What is asked → Go through the entries one line at a time, and gather every line that has the word "Temperature".

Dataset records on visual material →
'''
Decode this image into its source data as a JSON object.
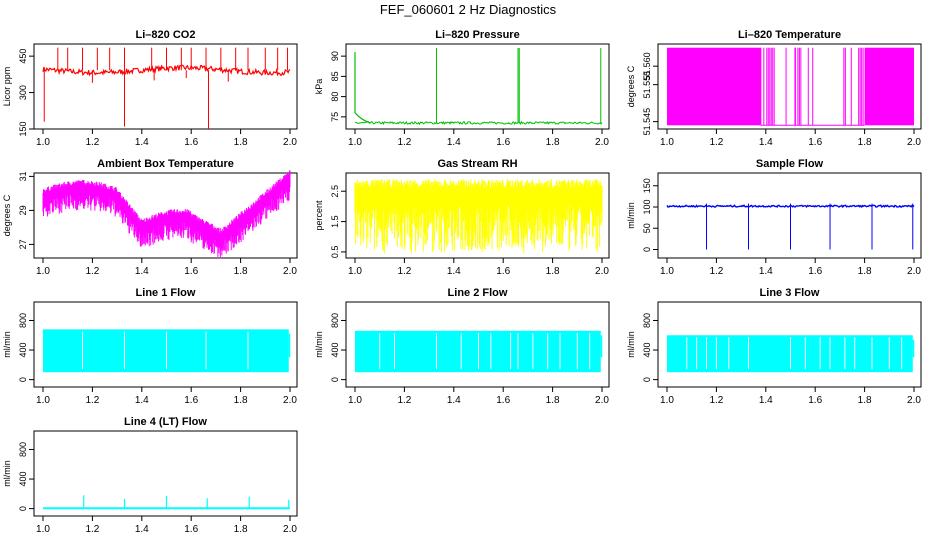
{
  "figure_title": "FEF_060601  2 Hz Diagnostics",
  "chart_data": [
    {
      "type": "line",
      "title": "Li–820 CO2",
      "ylabel": "Licor ppm",
      "color": "#ff0000",
      "x": [
        1.0,
        2.0
      ],
      "ylim": [
        150,
        500
      ],
      "yticks": [
        150,
        300,
        450
      ],
      "xticks": [
        "1.0",
        "1.2",
        "1.4",
        "1.6",
        "1.8",
        "2.0"
      ],
      "shape": "co2",
      "baseline": 392
    },
    {
      "type": "line",
      "title": "Li–820 Pressure",
      "ylabel": "kPa",
      "color": "#00c000",
      "x": [
        1.0,
        2.0
      ],
      "ylim": [
        72,
        93
      ],
      "yticks": [
        75,
        80,
        85,
        90
      ],
      "xticks": [
        "1.0",
        "1.2",
        "1.4",
        "1.6",
        "1.8",
        "2.0"
      ],
      "shape": "pressure",
      "baseline": 73.5
    },
    {
      "type": "line",
      "title": "Li–820 Temperature",
      "ylabel": "degrees C",
      "color": "#ff00ff",
      "x": [
        1.0,
        2.0
      ],
      "ylim": [
        51.543,
        51.566
      ],
      "yticks": [
        "51.545",
        "51.555",
        "51.560"
      ],
      "ytickvals": [
        51.545,
        51.555,
        51.56
      ],
      "xticks": [
        "1.0",
        "1.2",
        "1.4",
        "1.6",
        "1.8",
        "2.0"
      ],
      "shape": "temp"
    },
    {
      "type": "line",
      "title": "Ambient Box Temperature",
      "ylabel": "degrees C",
      "color": "#ff00ff",
      "x": [
        1.0,
        2.0
      ],
      "ylim": [
        26.2,
        31.2
      ],
      "yticks": [
        27,
        29,
        31
      ],
      "xticks": [
        "1.0",
        "1.2",
        "1.4",
        "1.6",
        "1.8",
        "2.0"
      ],
      "shape": "ambient"
    },
    {
      "type": "line",
      "title": "Gas Stream RH",
      "ylabel": "percent",
      "color": "#ffff00",
      "x": [
        1.0,
        2.0
      ],
      "ylim": [
        0.3,
        3.1
      ],
      "yticks": [
        "0.5",
        "1.5",
        "2.5"
      ],
      "ytickvals": [
        0.5,
        1.5,
        2.5
      ],
      "xticks": [
        "1.0",
        "1.2",
        "1.4",
        "1.6",
        "1.8",
        "2.0"
      ],
      "shape": "rh"
    },
    {
      "type": "line",
      "title": "Sample Flow",
      "ylabel": "ml/min",
      "color": "#0000ff",
      "x": [
        1.0,
        2.0
      ],
      "ylim": [
        -20,
        180
      ],
      "yticks": [
        0,
        50,
        100,
        150
      ],
      "xticks": [
        "1.0",
        "1.2",
        "1.4",
        "1.6",
        "1.8",
        "2.0"
      ],
      "shape": "sample",
      "baseline": 102
    },
    {
      "type": "line",
      "title": "Line 1 Flow",
      "ylabel": "ml/min",
      "color": "#00ffff",
      "x": [
        1.0,
        2.0
      ],
      "ylim": [
        -100,
        1050
      ],
      "yticks": [
        0,
        400,
        800
      ],
      "xticks": [
        "1.0",
        "1.2",
        "1.4",
        "1.6",
        "1.8",
        "2.0"
      ],
      "shape": "band",
      "band": [
        100,
        680
      ],
      "gaps": [
        1.16,
        1.33,
        1.5,
        1.66,
        1.83
      ]
    },
    {
      "type": "line",
      "title": "Line 2 Flow",
      "ylabel": "ml/min",
      "color": "#00ffff",
      "x": [
        1.0,
        2.0
      ],
      "ylim": [
        -100,
        1050
      ],
      "yticks": [
        0,
        400,
        800
      ],
      "xticks": [
        "1.0",
        "1.2",
        "1.4",
        "1.6",
        "1.8",
        "2.0"
      ],
      "shape": "band",
      "band": [
        100,
        660
      ],
      "gaps": [
        1.1,
        1.16,
        1.33,
        1.43,
        1.5,
        1.55,
        1.63,
        1.66,
        1.72,
        1.78,
        1.83,
        1.9,
        1.95
      ]
    },
    {
      "type": "line",
      "title": "Line 3 Flow",
      "ylabel": "ml/min",
      "color": "#00ffff",
      "x": [
        1.0,
        2.0
      ],
      "ylim": [
        -100,
        1050
      ],
      "yticks": [
        0,
        400,
        800
      ],
      "xticks": [
        "1.0",
        "1.2",
        "1.4",
        "1.6",
        "1.8",
        "2.0"
      ],
      "shape": "band",
      "band": [
        100,
        600
      ],
      "gaps": [
        1.08,
        1.12,
        1.16,
        1.2,
        1.25,
        1.33,
        1.5,
        1.56,
        1.62,
        1.66,
        1.72,
        1.76,
        1.83,
        1.9,
        1.95
      ]
    },
    {
      "type": "line",
      "title": "Line 4 (LT) Flow",
      "ylabel": "ml/min",
      "color": "#00ffff",
      "x": [
        1.0,
        2.0
      ],
      "ylim": [
        -100,
        1050
      ],
      "yticks": [
        0,
        400,
        800
      ],
      "xticks": [
        "1.0",
        "1.2",
        "1.4",
        "1.6",
        "1.8",
        "2.0"
      ],
      "shape": "spikes",
      "baseline": 5,
      "spikes": [
        [
          1.165,
          180
        ],
        [
          1.33,
          130
        ],
        [
          1.5,
          170
        ],
        [
          1.665,
          140
        ],
        [
          1.835,
          160
        ],
        [
          1.995,
          120
        ]
      ]
    }
  ]
}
'''
Full response →
      "title": "Li–820 Temperature",
      "title": "Ambient Box Temperature",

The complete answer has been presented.